Exercise task: Set down the whole listing verbatim.

Figure record extracts:
#####

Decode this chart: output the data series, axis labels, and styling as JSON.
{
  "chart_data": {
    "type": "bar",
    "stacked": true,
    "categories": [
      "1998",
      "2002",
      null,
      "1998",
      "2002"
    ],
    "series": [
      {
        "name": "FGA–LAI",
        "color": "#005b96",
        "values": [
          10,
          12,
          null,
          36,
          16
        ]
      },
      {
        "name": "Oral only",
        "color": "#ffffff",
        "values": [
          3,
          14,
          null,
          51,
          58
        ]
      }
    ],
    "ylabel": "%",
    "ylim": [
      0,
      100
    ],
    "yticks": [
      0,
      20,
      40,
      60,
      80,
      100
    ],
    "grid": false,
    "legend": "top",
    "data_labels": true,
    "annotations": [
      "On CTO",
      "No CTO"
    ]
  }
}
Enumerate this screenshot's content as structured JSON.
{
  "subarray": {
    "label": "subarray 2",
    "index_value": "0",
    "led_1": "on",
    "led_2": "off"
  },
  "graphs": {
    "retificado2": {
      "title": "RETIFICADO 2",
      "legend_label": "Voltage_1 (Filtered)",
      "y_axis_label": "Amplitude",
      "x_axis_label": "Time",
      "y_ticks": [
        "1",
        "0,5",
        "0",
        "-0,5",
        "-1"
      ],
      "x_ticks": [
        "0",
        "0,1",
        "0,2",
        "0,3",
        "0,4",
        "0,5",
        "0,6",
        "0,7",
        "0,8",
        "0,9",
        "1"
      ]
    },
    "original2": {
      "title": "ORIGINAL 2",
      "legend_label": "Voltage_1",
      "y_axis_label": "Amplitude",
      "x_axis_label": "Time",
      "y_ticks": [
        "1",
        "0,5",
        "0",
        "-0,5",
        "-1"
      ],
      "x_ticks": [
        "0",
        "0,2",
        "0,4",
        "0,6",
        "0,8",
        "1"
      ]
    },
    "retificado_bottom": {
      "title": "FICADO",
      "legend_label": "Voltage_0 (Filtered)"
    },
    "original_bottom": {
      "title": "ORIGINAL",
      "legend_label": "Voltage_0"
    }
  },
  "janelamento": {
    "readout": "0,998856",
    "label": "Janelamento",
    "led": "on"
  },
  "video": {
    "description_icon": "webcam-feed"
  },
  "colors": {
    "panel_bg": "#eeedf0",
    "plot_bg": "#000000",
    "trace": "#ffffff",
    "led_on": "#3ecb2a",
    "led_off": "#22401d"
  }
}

#####

Written solution:
Decode this chart: output the data series, axis labels, and styling as JSON.
{
  "chart_data": {
    "type": "bar",
    "stacked": true,
    "categories": [
      "1998",
      "2002",
      null,
      "1998",
      "2002"
    ],
    "series": [
      {
        "name": "FGA–LAI",
        "color": "#005b96",
        "values": [
          10,
          12,
          null,
          36,
          16
        ]
      },
      {
        "name": "Oral only",
        "color": "#ffffff",
        "values": [
          3,
          14,
          null,
          51,
          58
        ]
      }
    ],
    "ylabel": "%",
    "ylim": [
      0,
      100
    ],
    "yticks": [
      0,
      20,
      40,
      60,
      80,
      100
    ],
    "grid": false,
    "legend": "top",
    "data_labels": true,
    "annotations": [
      "On CTO",
      "No CTO"
    ]
  }
}
Enumerate this screenshot's content as structured JSON.
{
  "subarray": {
    "label": "subarray 2",
    "index_value": "0",
    "led_1": "on",
    "led_2": "off"
  },
  "graphs": {
    "retificado2": {
      "title": "RETIFICADO 2",
      "legend_label": "Voltage_1 (Filtered)",
      "y_axis_label": "Amplitude",
      "x_axis_label": "Time",
      "y_ticks": [
        "1",
        "0,5",
        "0",
        "-0,5",
        "-1"
      ],
      "x_ticks": [
        "0",
        "0,1",
        "0,2",
        "0,3",
        "0,4",
        "0,5",
        "0,6",
        "0,7",
        "0,8",
        "0,9",
        "1"
      ]
    },
    "original2": {
      "title": "ORIGINAL 2",
      "legend_label": "Voltage_1",
      "y_axis_label": "Amplitude",
      "x_axis_label": "Time",
      "y_ticks": [
        "1",
        "0,5",
        "0",
        "-0,5",
        "-1"
      ],
      "x_ticks": [
        "0",
        "0,2",
        "0,4",
        "0,6",
        "0,8",
        "1"
      ]
    },
    "retificado_bottom": {
      "title": "FICADO",
      "legend_label": "Voltage_0 (Filtered)"
    },
    "original_bottom": {
      "title": "ORIGINAL",
      "legend_label": "Voltage_0"
    }
  },
  "janelamento": {
    "readout": "0,998856",
    "label": "Janelamento",
    "led": "on"
  },
  "video": {
    "description_icon": "webcam-feed"
  },
  "colors": {
    "panel_bg": "#eeedf0",
    "plot_bg": "#000000",
    "trace": "#ffffff",
    "led_on": "#3ecb2a",
    "led_off": "#22401d"
  }
}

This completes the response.